+++ Working data +++

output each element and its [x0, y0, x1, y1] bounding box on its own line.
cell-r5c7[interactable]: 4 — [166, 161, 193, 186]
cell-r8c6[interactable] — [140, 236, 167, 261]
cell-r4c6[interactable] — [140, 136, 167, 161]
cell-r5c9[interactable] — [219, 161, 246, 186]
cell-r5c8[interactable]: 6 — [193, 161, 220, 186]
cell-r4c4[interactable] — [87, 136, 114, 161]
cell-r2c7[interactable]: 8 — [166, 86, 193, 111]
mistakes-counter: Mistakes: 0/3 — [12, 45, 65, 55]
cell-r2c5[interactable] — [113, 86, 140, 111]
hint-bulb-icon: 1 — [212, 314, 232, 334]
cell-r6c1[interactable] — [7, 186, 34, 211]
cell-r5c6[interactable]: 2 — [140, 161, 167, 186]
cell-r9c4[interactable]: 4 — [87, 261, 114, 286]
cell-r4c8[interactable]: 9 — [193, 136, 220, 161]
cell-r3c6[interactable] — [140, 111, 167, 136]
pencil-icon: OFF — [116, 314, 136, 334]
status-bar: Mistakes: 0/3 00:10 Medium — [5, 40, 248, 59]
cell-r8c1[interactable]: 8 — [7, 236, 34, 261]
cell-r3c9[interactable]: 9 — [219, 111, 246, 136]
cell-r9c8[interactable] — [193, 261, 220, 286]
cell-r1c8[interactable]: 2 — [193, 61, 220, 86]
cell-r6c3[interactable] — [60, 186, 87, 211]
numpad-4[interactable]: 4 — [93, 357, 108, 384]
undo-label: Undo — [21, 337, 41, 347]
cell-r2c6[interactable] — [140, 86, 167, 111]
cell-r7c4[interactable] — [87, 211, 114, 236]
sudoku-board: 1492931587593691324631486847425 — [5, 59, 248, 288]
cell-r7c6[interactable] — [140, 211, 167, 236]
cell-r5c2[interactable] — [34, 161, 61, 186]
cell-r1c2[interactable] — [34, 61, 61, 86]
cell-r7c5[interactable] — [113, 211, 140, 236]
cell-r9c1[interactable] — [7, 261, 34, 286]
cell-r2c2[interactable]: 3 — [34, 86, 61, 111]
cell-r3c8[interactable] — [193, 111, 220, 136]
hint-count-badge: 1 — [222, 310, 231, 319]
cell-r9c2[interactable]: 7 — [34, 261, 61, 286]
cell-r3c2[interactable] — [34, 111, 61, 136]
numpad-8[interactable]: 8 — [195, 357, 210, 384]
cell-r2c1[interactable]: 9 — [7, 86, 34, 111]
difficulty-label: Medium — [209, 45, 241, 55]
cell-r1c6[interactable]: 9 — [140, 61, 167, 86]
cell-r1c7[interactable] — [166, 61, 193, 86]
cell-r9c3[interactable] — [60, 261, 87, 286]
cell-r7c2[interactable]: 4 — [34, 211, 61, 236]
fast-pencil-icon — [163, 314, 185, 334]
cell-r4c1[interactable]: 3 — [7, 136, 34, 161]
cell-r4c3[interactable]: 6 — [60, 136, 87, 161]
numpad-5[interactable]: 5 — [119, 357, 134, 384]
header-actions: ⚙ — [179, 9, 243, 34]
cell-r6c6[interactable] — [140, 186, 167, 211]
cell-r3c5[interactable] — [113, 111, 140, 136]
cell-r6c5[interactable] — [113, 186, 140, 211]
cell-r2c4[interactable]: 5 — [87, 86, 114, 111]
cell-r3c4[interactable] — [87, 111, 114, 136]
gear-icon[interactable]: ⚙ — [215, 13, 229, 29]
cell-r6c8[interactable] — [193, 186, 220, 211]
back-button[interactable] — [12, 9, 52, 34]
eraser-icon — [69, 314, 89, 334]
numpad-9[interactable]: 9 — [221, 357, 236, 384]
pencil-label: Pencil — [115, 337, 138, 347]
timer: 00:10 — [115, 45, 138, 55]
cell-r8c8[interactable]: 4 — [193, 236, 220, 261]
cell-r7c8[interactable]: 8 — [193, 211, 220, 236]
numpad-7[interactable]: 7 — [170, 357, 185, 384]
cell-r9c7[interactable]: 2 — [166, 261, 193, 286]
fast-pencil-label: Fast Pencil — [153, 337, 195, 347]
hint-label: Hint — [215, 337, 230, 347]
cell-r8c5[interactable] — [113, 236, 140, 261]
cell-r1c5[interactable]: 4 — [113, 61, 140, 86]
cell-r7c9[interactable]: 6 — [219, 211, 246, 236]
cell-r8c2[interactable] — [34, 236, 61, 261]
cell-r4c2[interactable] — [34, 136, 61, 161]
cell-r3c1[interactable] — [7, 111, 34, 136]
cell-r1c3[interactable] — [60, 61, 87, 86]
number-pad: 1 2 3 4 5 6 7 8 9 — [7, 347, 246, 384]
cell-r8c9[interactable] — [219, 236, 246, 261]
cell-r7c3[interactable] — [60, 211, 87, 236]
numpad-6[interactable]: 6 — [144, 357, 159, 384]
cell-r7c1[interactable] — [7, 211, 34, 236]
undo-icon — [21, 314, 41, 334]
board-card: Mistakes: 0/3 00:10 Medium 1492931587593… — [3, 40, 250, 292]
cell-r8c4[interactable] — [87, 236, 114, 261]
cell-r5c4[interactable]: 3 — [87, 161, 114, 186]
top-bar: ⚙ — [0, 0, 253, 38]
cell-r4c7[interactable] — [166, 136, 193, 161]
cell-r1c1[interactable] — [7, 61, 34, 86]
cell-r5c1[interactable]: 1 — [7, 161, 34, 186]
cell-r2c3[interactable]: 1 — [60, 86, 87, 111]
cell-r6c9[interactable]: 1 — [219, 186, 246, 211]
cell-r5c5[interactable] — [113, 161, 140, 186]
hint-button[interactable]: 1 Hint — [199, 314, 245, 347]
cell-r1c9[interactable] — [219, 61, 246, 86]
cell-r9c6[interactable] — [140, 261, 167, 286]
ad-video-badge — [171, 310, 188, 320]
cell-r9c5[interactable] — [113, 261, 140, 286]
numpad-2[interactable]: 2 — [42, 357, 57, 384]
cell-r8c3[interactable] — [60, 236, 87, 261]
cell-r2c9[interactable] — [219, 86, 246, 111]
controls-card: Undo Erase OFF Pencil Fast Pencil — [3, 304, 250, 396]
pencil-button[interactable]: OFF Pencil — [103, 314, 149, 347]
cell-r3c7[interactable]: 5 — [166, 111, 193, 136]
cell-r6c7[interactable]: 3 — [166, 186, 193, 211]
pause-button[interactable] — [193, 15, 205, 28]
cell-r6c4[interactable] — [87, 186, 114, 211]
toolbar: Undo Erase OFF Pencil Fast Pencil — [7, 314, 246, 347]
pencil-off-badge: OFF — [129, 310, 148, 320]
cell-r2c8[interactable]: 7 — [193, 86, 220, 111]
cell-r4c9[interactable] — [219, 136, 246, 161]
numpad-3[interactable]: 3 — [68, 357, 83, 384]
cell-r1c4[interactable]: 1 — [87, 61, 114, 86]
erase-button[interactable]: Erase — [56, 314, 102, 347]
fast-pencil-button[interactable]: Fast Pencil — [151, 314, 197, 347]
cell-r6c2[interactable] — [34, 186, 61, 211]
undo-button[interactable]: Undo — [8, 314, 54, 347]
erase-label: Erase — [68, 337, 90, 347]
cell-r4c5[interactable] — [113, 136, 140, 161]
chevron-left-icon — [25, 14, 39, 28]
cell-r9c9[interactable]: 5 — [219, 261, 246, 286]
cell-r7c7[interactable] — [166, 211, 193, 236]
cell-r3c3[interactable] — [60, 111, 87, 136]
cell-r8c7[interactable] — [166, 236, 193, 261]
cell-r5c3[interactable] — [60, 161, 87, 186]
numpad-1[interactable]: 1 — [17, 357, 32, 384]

+++

Exercise task: Format every one of the rows above as a JSON list of strings, with one string per line and blank lines omitted.

Full output:
[
  "output each element and its [x0, y0, x1, y1] bounding box on its own line.",
  "cell-r5c7[interactable]: 4 — [166, 161, 193, 186]",
  "cell-r8c6[interactable] — [140, 236, 167, 261]",
  "cell-r4c6[interactable] — [140, 136, 167, 161]",
  "cell-r5c9[interactable] — [219, 161, 246, 186]",
  "cell-r5c8[interactable]: 6 — [193, 161, 220, 186]",
  "cell-r4c4[interactable] — [87, 136, 114, 161]",
  "cell-r2c7[interactable]: 8 — [166, 86, 193, 111]",
  "mistakes-counter: Mistakes: 0/3 — [12, 45, 65, 55]",
  "cell-r2c5[interactable] — [113, 86, 140, 111]",
  "hint-bulb-icon: 1 — [212, 314, 232, 334]",
  "cell-r6c1[interactable] — [7, 186, 34, 211]",
  "cell-r5c6[interactable]: 2 — [140, 161, 167, 186]",
  "cell-r9c4[interactable]: 4 — [87, 261, 114, 286]",
  "cell-r4c8[interactable]: 9 — [193, 136, 220, 161]",
  "cell-r3c6[interactable] — [140, 111, 167, 136]",
  "pencil-icon: OFF — [116, 314, 136, 334]",
  "status-bar: Mistakes: 0/3 00:10 Medium — [5, 40, 248, 59]",
  "cell-r8c1[interactable]: 8 — [7, 236, 34, 261]",
  "cell-r3c9[interactable]: 9 — [219, 111, 246, 136]",
  "cell-r9c8[interactable] — [193, 261, 220, 286]",
  "cell-r1c8[interactable]: 2 — [193, 61, 220, 86]",
  "cell-r6c3[interactable] — [60, 186, 87, 211]",
  "numpad-4[interactable]: 4 — [93, 357, 108, 384]",
  "undo-label: Undo — [21, 337, 41, 347]",
  "cell-r2c6[interactable] — [140, 86, 167, 111]",
  "cell-r7c4[interactable] — [87, 211, 114, 236]",
  "sudoku-board: 1492931587593691324631486847425 — [5, 59, 248, 288]",
  "cell-r7c6[interactable] — [140, 211, 167, 236]",
  "cell-r5c2[interactable] — [34, 161, 61, 186]",
  "cell-r1c2[interactable] — [34, 61, 61, 86]",
  "cell-r7c5[interactable] — [113, 211, 140, 236]",
  "cell-r9c1[interactable] — [7, 261, 34, 286]",
  "cell-r2c2[interactable]: 3 — [34, 86, 61, 111]",
  "cell-r3c8[interactable] — [193, 111, 220, 136]",
  "hint-count-badge: 1 — [222, 310, 231, 319]",
  "cell-r9c2[interactable]: 7 — [34, 261, 61, 286]",
  "cell-r3c2[interactable] — [34, 111, 61, 136]",
  "numpad-8[interactable]: 8 — [195, 357, 210, 384]",
  "cell-r2c1[interactable]: 9 — [7, 86, 34, 111]",
  "difficulty-label: Medium — [209, 45, 241, 55]",
  "cell-r1c6[interactable]: 9 — [140, 61, 167, 86]",
  "cell-r1c7[interactable] — [166, 61, 193, 86]",
  "cell-r9c3[interactable] — [60, 261, 87, 286]",
  "cell-r7c2[interactable]: 4 — [34, 211, 61, 236]",
  "fast-pencil-icon — [163, 314, 185, 334]",
  "cell-r4c1[interactable]: 3 — [7, 136, 34, 161]",
  "cell-r4c3[interactable]: 6 — [60, 136, 87, 161]",
  "numpad-5[interactable]: 5 — [119, 357, 134, 384]",
  "header-actions: ⚙ — [179, 9, 243, 34]",
  "cell-r6c6[interactable] — [140, 186, 167, 211]",
  "cell-r3c5[interactable] — [113, 111, 140, 136]",
  "cell-r6c5[interactable] — [113, 186, 140, 211]",
  "cell-r2c4[interactable]: 5 — [87, 86, 114, 111]",
  "cell-r3c4[interactable] — [87, 111, 114, 136]",
  "gear-icon[interactable]: ⚙ — [215, 13, 229, 29]",
  "cell-r6c8[interactable] — [193, 186, 220, 211]",
  "back-button[interactable] — [12, 9, 52, 34]",
  "eraser-icon — [69, 314, 89, 334]",
  "numpad-9[interactable]: 9 — [221, 357, 236, 384]",
  "pencil-label: Pencil — [115, 337, 138, 347]",
  "timer: 00:10 — [115, 45, 138, 55]",
  "cell-r8c8[interactable]: 4 — [193, 236, 220, 261]",
  "cell-r7c8[interactable]: 8 — [193, 211, 220, 236]",
  "numpad-7[interactable]: 7 — [170, 357, 185, 384]",
  "cell-r9c7[interactable]: 2 — [166, 261, 193, 286]",
  "fast-pencil-label: Fast Pencil — [153, 337, 195, 347]",
  "hint-label: Hint — [215, 337, 230, 347]",
  "cell-r8c5[interactable] — [113, 236, 140, 261]",
  "cell-r1c5[interactable]: 4 — [113, 61, 140, 86]",
  "cell-r7c9[interactable]: 6 — [219, 211, 246, 236]",
  "cell-r8c2[interactable] — [34, 236, 61, 261]",
  "cell-r4c2[interactable] — [34, 136, 61, 161]",
  "cell-r3c1[interactable] — [7, 111, 34, 136]",
  "cell-r1c3[interactable] — [60, 61, 87, 86]",
  "number-pad: 1 2 3 4 5 6 7 8 9 — [7, 347, 246, 384]",
  "cell-r8c9[interactable] — [219, 236, 246, 261]",
  "cell-r7c3[interactable] — [60, 211, 87, 236]",
  "numpad-6[interactable]: 6 — [144, 357, 159, 384]",
  "cell-r7c1[interactable] — [7, 211, 34, 236]",
  "undo-icon — [21, 314, 41, 334]",
  "board-card: Mistakes: 0/3 00:10 Medium 1492931587593… — [3, 40, 250, 292]",
  "cell-r8c4[interactable] — [87, 236, 114, 261]",
  "cell-r5c4[interactable]: 3 — [87, 161, 114, 186]",
  "top-bar: ⚙ — [0, 0, 253, 38]",
  "cell-r4c7[interactable] — [166, 136, 193, 161]",
  "cell-r1c1[interactable] — [7, 61, 34, 86]",
  "cell-r5c1[interactable]: 1 — [7, 161, 34, 186]",
  "cell-r2c3[interactable]: 1 — [60, 86, 87, 111]",
  "cell-r6c9[interactable]: 1 — [219, 186, 246, 211]",
  "cell-r5c5[interactable] — [113, 161, 140, 186]",
  "hint-button[interactable]: 1 Hint — [199, 314, 245, 347]",
  "cell-r1c9[interactable] — [219, 61, 246, 86]",
  "cell-r9c6[interactable] — [140, 261, 167, 286]",
  "ad-video-badge — [171, 310, 188, 320]",
  "cell-r9c5[interactable] — [113, 261, 140, 286]",
  "numpad-2[interactable]: 2 — [42, 357, 57, 384]",
  "cell-r8c3[interactable] — [60, 236, 87, 261]",
  "cell-r2c9[interactable] — [219, 86, 246, 111]",
  "controls-card: Undo Erase OFF Pencil Fast Pencil — [3, 304, 250, 396]",
  "pencil-button[interactable]: OFF Pencil — [103, 314, 149, 347]",
  "cell-r3c7[interactable]: 5 — [166, 111, 193, 136]",
  "cell-r6c7[interactable]: 3 — [166, 186, 193, 211]",
  "pause-button[interactable] — [193, 15, 205, 28]",
  "cell-r6c4[interactable] — [87, 186, 114, 211]",
  "toolbar: Undo Erase OFF Pencil Fast Pencil — [7, 314, 246, 347]",
  "pencil-off-badge: OFF — [129, 310, 148, 320]",
  "cell-r2c8[interactable]: 7 — [193, 86, 220, 111]",
  "cell-r4c9[interactable] — [219, 136, 246, 161]",
  "numpad-3[interactable]: 3 — [68, 357, 83, 384]",
  "cell-r1c4[interactable]: 1 — [87, 61, 114, 86]",
  "erase-button[interactable]: Erase — [56, 314, 102, 347]",
  "fast-pencil-button[interactable]: Fast Pencil — [151, 314, 197, 347]",
  "cell-r6c2[interactable] — [34, 186, 61, 211]",
  "undo-button[interactable]: Undo — [8, 314, 54, 347]",
  "erase-label: Erase — [68, 337, 90, 347]",
  "cell-r4c5[interactable] — [113, 136, 140, 161]",
  "chevron-left-icon — [25, 14, 39, 28]",
  "cell-r9c9[interactable]: 5 — [219, 261, 246, 286]",
  "cell-r7c7[interactable] — [166, 211, 193, 236]",
  "cell-r3c3[interactable] — [60, 111, 87, 136]",
  "cell-r8c7[interactable] — [166, 236, 193, 261]",
  "cell-r5c3[interactable] — [60, 161, 87, 186]",
  "numpad-1[interactable]: 1 — [17, 357, 32, 384]"
]